Passage given:
The U.S. figure skater performed the move in his first two programs on Olympic ice, landing the latter on a single blade and sending the arena into a frenzy.
“It’s honestly such an incredible roar-feeling in the environment — once I do that backflip everyone is like screaming for joy and they’re just out of control,” Malinin said. “The backflip is something that I’m sure a lot of people know the basics of … so I think just having that really can bring in the non-figure skating crowd as well.”
Malinin, who trained in gymnastics when he was younger, first debuted his backflip in competition in 2024 — the year the sport’s governing body lifted its ban on the move.
His moves in Milan aren’t just awe-inspiring, but historic: Malinin is the first person to legally land a backflip at the Olympics in five decades.
It was controversial from the start
Terry Kubicka, also an American, became the first skater to land a backflip in international competition at the 1976 Innsbruck Olympics.
“There was a lot of controversy leading up to the Olympics, because I did it for the first time a month before at the U.S. Championships,” Kubicka told U.S. Figure Skating decades later. “At the time, there was no ruling on as how it would be [scored] and the feedback that I got was that judges did not really see it as a pro or con because they didn’t know how to judge it.”

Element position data

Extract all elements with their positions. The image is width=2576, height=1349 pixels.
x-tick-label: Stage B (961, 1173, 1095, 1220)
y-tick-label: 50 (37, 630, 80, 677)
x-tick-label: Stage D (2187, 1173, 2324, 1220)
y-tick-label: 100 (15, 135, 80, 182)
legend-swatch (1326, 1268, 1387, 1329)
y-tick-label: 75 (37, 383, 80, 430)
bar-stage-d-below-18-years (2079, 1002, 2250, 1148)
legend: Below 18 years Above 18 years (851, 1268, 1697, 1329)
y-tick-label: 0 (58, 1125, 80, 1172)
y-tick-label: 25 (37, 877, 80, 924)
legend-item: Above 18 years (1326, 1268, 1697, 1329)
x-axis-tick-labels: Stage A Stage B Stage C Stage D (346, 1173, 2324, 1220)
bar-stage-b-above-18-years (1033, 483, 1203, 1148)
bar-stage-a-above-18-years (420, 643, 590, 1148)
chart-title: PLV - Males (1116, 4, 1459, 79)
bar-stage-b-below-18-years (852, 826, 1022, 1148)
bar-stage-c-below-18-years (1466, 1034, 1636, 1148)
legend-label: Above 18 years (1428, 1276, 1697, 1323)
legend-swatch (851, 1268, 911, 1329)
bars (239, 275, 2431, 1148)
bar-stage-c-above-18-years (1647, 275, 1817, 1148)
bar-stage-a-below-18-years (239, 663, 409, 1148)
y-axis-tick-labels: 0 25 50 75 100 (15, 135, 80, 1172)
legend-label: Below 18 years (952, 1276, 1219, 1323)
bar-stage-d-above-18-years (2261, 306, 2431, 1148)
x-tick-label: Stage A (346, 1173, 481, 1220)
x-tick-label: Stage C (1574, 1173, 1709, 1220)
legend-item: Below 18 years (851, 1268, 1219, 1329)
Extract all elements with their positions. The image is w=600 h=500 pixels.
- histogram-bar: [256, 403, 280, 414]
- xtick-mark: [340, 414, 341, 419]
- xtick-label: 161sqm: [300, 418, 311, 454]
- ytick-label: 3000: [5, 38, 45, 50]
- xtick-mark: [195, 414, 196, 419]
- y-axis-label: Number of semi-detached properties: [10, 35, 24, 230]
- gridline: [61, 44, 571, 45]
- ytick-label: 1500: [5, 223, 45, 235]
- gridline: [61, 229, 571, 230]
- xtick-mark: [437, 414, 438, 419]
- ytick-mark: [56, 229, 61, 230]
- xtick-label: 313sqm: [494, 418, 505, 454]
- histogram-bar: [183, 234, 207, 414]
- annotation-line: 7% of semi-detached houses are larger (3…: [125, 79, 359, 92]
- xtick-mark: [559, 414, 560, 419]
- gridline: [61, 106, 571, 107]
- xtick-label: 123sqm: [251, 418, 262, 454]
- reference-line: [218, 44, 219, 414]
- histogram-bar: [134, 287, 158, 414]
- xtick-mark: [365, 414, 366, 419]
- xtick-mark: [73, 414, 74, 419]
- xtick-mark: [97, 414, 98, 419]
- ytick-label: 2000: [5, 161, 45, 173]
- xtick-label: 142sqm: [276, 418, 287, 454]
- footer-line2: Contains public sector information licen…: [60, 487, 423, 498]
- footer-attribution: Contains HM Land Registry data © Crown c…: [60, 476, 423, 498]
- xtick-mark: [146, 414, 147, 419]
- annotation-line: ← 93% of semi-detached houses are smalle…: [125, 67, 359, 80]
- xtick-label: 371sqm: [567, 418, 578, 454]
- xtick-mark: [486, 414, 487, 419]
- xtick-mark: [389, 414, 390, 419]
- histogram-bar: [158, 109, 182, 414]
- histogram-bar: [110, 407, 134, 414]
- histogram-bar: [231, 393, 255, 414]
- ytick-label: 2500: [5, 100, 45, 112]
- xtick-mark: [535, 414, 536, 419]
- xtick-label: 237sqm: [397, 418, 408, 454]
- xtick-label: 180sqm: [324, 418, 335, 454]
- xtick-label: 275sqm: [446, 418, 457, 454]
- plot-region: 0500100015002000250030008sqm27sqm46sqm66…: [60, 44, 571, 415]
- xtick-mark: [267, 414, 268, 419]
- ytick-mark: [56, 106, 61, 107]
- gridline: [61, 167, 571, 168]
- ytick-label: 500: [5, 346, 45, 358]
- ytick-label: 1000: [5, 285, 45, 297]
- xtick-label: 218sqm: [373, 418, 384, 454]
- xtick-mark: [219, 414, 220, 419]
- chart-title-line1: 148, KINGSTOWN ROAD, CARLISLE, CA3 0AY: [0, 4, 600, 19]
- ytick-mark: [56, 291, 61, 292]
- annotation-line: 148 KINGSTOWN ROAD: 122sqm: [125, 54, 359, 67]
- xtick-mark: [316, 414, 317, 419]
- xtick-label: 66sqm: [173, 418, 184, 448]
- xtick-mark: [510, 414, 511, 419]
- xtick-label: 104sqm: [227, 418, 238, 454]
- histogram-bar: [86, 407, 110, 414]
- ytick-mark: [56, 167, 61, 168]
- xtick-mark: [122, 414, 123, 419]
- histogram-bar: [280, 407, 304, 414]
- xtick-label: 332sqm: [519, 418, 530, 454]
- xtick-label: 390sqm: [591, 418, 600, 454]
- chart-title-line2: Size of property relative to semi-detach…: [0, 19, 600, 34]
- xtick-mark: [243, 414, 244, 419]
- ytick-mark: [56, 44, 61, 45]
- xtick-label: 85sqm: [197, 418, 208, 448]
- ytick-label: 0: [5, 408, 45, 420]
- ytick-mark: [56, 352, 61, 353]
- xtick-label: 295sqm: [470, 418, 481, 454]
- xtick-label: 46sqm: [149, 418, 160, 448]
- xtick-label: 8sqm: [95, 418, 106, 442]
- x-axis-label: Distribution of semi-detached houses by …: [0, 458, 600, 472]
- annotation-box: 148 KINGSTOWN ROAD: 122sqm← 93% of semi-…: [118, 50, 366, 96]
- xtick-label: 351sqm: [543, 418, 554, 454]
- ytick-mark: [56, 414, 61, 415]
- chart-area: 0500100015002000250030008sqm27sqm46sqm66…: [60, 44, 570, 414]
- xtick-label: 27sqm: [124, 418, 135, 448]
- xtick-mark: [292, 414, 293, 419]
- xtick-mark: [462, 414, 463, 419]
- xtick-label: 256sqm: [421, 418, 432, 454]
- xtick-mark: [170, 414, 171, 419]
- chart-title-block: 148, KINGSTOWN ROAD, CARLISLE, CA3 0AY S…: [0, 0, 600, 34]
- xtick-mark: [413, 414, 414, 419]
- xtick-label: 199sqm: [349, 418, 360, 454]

Work to complete:
(a) List every person and every city named in the figure skating backflip text.
(b) Please repeat the stretch of the figure skating backflip text from "Malinin, who trained" through "1976 Innsbruck Olympics.".
Rely only on the text about the figure skating backflip.

Answers:
(a) Malinin, Milan, Terry Kubicka, Innsbruck

(b)
Malinin, who trained in gymnastics when he was younger, first debuted his backflip in competition in 2024 — the year the sport’s governing body lifted its ban on the move.
His moves in Milan aren’t just awe-inspiring, but historic: Malinin is the first person to legally land a backflip at the Olympics in five decades.
It was controversial from the start
Terry Kubicka, also an American, became the first skater to land a backflip in international competition at the 1976 Innsbruck Olympics.